=== 課題一覧 ===
1. ヒルクライムの本文にある「はじめのうちは、勾配が緩いコースを選ぶのがコツです。」は英語でどう言いますか?
2. ヒルクライムの本文を、最後の文のあとから書き継いでもらえますか?

=== 本文 ===
##############################
自転車で山をのぼる楽しさって? ヒルクライムって一体なに? コースやウェア選びはどうする?
ビギナーさん必読のヒルクライムを始めるための情報から、「ギアチェンジのコツ」「おすすめレース」「ヒルクライム向けロードバイク」など、ヒルクライムを極めるための情報まで、ベテランライダーが惜しみなく伝授します!
ロードバイクで山をのぼって何がおもしろいの?ヒルクライムの魅力とは
こんにちは、ののむらです! みなさん、「ヒルクライム」は好きですか? 山、のぼってますか?
自転車の世界におけるヒルクライムとはつまり、山や峠などの坂道を、ロードバイクをはじめとしたスポーツサイクルでのぼっていくことを指します。私もヒルクライムのあとの絶景やグルメを楽しむのが大好きです!
ヒルクライマーたちはこういいます。「山でしか摂取できない栄養がある」と……
「栄養」の捉え方は人それぞれですが、私の場合は「感動」でしょうか。山をのぼり切ったときの達成感は、平地では得られない感動があるんです。
普段何気なく飲んでいるスポーツドリンクでも、山の頂上の自動販売機で買って飲むととてつもないごちそうになるんですよね。とくに暑い日のキンキンに冷えたドリンクが喉を通っていく感覚といったら……! 達成感とのコンボで、感動は倍増です。
とはいえ、自転車で山をのぼるなんて……と苦手意識を持つ方も多いと思います。初心者時代は私もまったく同意見で、わざわざ苦しい思いなんてしたくないと、ヒルクライムが食わず嫌いだった時期もありました。
でもじつは、ヒルクライムって初心者の方にこそおすすめなんです!
えー、なんで!?と思った方は、激坂をとにかく追い込んで速く走るイメージがあるのでは?
もちろんヒルクライムレースとなるとタイムを競わなければなりませんが、純粋にヒルライムを楽しむなら自分のペースでゆっくり上ってOK!
さらにレースにおいても、ロードレースより速度が出ないヒルクライムレースは落車の危険度が低く、自転車初心者でも始めやすいジャンルなんですよ。
ヒルクライムの始め方
やる気になったら、さっそく山をめざして出発!……とその前に、まずは「準備峠」を越えるところからヒルクライムは始まります。ビギナーこそ準備が肝心ですよ。
①コースの選び方
まずはコース選びから。はじめのうちは、勾配が緩いコースを選ぶのがコツです。その目安になるのが「走行距離」「獲得標高」「平均勾配」です。
たとえば、新潟県には弥彦山という獲得標高が500mほどの山があり、山頂を目指すには2つのコースがあります。
- 新潟側:距離7.48km、獲得標高524m、平均勾配6.8%
- 観音寺側:距離10.39km、獲得標高512m、平均勾配4.7%
同じ500mの標高差ですが、長い距離のほうが平均勾配はゆるくなります。走行距離自体は長くなってしまいますが、この場合だと初心者の方は10kmコースのほうがチャレンジしやすいということです。
距離だけで判断して短いし大丈夫!と思っていると、鬼のような激坂が待っていることがありますからね……。
##############################
=== 提供情報 ===
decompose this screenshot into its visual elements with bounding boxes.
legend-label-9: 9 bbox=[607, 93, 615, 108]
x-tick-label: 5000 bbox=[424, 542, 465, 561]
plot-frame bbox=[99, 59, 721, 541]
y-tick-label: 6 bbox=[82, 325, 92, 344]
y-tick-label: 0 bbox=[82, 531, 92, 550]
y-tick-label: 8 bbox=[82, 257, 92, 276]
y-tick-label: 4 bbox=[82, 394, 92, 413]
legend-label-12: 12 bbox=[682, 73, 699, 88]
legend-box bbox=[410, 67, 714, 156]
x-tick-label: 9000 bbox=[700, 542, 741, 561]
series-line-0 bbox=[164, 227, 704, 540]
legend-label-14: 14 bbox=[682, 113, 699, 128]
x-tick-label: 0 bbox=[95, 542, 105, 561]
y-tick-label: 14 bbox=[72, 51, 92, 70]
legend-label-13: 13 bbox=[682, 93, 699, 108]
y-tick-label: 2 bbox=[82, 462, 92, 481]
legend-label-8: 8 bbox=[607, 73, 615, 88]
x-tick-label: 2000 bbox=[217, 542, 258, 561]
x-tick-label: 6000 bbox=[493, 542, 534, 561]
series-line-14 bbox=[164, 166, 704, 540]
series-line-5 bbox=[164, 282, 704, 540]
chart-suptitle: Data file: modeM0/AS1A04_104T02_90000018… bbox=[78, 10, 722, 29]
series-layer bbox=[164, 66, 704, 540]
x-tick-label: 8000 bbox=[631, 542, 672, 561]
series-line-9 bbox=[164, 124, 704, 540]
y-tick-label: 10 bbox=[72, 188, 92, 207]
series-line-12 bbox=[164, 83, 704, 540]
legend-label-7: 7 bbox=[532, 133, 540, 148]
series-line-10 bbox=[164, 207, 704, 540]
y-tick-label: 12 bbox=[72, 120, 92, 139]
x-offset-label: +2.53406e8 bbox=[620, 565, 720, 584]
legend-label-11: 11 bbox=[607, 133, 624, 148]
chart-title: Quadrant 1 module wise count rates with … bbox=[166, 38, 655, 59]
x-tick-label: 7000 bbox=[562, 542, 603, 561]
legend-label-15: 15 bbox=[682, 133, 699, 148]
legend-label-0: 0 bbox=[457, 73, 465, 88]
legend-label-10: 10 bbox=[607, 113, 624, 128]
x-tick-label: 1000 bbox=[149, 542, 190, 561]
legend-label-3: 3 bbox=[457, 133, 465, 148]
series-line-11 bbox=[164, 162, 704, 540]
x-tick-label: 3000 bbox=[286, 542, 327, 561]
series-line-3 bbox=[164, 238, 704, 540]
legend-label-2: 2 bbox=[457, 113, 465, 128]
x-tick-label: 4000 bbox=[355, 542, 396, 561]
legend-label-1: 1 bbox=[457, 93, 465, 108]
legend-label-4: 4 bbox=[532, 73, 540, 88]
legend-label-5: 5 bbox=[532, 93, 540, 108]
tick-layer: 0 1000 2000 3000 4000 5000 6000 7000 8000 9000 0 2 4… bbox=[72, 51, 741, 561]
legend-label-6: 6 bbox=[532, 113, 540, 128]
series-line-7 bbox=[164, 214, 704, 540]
##############################
=== 解答 ===
1. At first, the trick is to choose a course with a gentle gradient.

2.
逆に平均勾配の罠にも注意。たとえば関東屈指の激坂、埼玉の「子ノ権現」は、距離4km、獲得標高331mでありながら、最大勾配28%というとんでもない数値を誇ります。平均勾配だけで見ると8.4%なので、騙されないように……。
こういった情報は自転車仲間はもちろん、世のヒルクライマーたちがブログやSNS(ストラバなど)に残してくれているもの。チャレンジする前にチェックしてみると良いですよ。
②休憩ポイント、路面の状況を把握しておく
コース上の「自動販売機」「公衆トイレ」「休憩できる場所」の確認はマスト! ヒルクライムは平坦をのんびり走るよりもパワーを使うため、夏場に限らずこまめな水分補給が必要です。
さらに、山の中では自販機のない区間が当たり前のように続くので、休憩場所はあらかじめ確認しておきましょう。私は湧き水スポットと、電波の有無も一緒にチェックしています。
それからもうひとつ注意しておきたいのが、通行止め。天気の変わりやすい山では、平地からは予想できない路面状況になっていることがあります。大雨のあとに土砂崩れで通行止めになっていたり、雪のたくさん降る地域では、ふもとに雪がなくても春まで道を封鎖しているケースもありますね。
路面状況が悪い中でのダウンヒルはリスクが高いので、休憩ポイントと一緒に路面の状況も事前に把握しておきましょう。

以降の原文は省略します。